====== DATA SUPPLIED

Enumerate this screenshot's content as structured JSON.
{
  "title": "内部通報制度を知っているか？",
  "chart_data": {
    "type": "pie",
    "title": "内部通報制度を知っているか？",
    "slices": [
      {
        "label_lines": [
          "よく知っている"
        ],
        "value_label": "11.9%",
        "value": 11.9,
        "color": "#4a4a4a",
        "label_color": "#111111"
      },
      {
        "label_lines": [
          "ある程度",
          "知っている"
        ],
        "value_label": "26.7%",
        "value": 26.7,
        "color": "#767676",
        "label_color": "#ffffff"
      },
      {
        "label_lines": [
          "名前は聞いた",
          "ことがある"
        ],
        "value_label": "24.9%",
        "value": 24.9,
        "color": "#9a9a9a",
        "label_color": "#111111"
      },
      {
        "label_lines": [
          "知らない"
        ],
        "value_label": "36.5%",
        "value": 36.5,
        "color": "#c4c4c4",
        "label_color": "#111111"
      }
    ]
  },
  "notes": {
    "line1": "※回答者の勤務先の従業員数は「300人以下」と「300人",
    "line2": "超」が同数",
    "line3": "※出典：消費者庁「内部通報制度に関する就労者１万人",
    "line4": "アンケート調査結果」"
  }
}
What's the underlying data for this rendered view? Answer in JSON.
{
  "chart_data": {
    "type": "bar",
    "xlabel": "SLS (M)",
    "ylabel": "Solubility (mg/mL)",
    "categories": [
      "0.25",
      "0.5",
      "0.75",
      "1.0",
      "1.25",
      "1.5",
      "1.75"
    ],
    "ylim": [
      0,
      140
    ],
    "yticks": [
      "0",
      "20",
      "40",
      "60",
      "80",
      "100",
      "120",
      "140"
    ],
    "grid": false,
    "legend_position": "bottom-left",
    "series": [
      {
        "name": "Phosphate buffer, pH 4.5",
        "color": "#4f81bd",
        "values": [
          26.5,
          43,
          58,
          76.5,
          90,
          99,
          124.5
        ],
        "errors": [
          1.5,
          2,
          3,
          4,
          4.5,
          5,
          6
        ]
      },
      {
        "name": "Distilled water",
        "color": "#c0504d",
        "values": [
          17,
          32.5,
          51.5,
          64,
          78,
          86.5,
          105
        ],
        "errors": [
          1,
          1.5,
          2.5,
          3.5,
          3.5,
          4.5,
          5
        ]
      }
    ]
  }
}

============

## WHAT THE TASK ASKS
Return each entry from the material above exactly as it appears.

## FINISHED TASK
Enumerate this screenshot's content as structured JSON.
{
  "title": "内部通報制度を知っているか？",
  "chart_data": {
    "type": "pie",
    "title": "内部通報制度を知っているか？",
    "slices": [
      {
        "label_lines": [
          "よく知っている"
        ],
        "value_label": "11.9%",
        "value": 11.9,
        "color": "#4a4a4a",
        "label_color": "#111111"
      },
      {
        "label_lines": [
          "ある程度",
          "知っている"
        ],
        "value_label": "26.7%",
        "value": 26.7,
        "color": "#767676",
        "label_color": "#ffffff"
      },
      {
        "label_lines": [
          "名前は聞いた",
          "ことがある"
        ],
        "value_label": "24.9%",
        "value": 24.9,
        "color": "#9a9a9a",
        "label_color": "#111111"
      },
      {
        "label_lines": [
          "知らない"
        ],
        "value_label": "36.5%",
        "value": 36.5,
        "color": "#c4c4c4",
        "label_color": "#111111"
      }
    ]
  },
  "notes": {
    "line1": "※回答者の勤務先の従業員数は「300人以下」と「300人",
    "line2": "超」が同数",
    "line3": "※出典：消費者庁「内部通報制度に関する就労者１万人",
    "line4": "アンケート調査結果」"
  }
}
What's the underlying data for this rendered view? Answer in JSON.
{
  "chart_data": {
    "type": "bar",
    "xlabel": "SLS (M)",
    "ylabel": "Solubility (mg/mL)",
    "categories": [
      "0.25",
      "0.5",
      "0.75",
      "1.0",
      "1.25",
      "1.5",
      "1.75"
    ],
    "ylim": [
      0,
      140
    ],
    "yticks": [
      "0",
      "20",
      "40",
      "60",
      "80",
      "100",
      "120",
      "140"
    ],
    "grid": false,
    "legend_position": "bottom-left",
    "series": [
      {
        "name": "Phosphate buffer, pH 4.5",
        "color": "#4f81bd",
        "values": [
          26.5,
          43,
          58,
          76.5,
          90,
          99,
          124.5
        ],
        "errors": [
          1.5,
          2,
          3,
          4,
          4.5,
          5,
          6
        ]
      },
      {
        "name": "Distilled water",
        "color": "#c0504d",
        "values": [
          17,
          32.5,
          51.5,
          64,
          78,
          86.5,
          105
        ],
        "errors": [
          1,
          1.5,
          2.5,
          3.5,
          3.5,
          4.5,
          5
        ]
      }
    ]
  }
}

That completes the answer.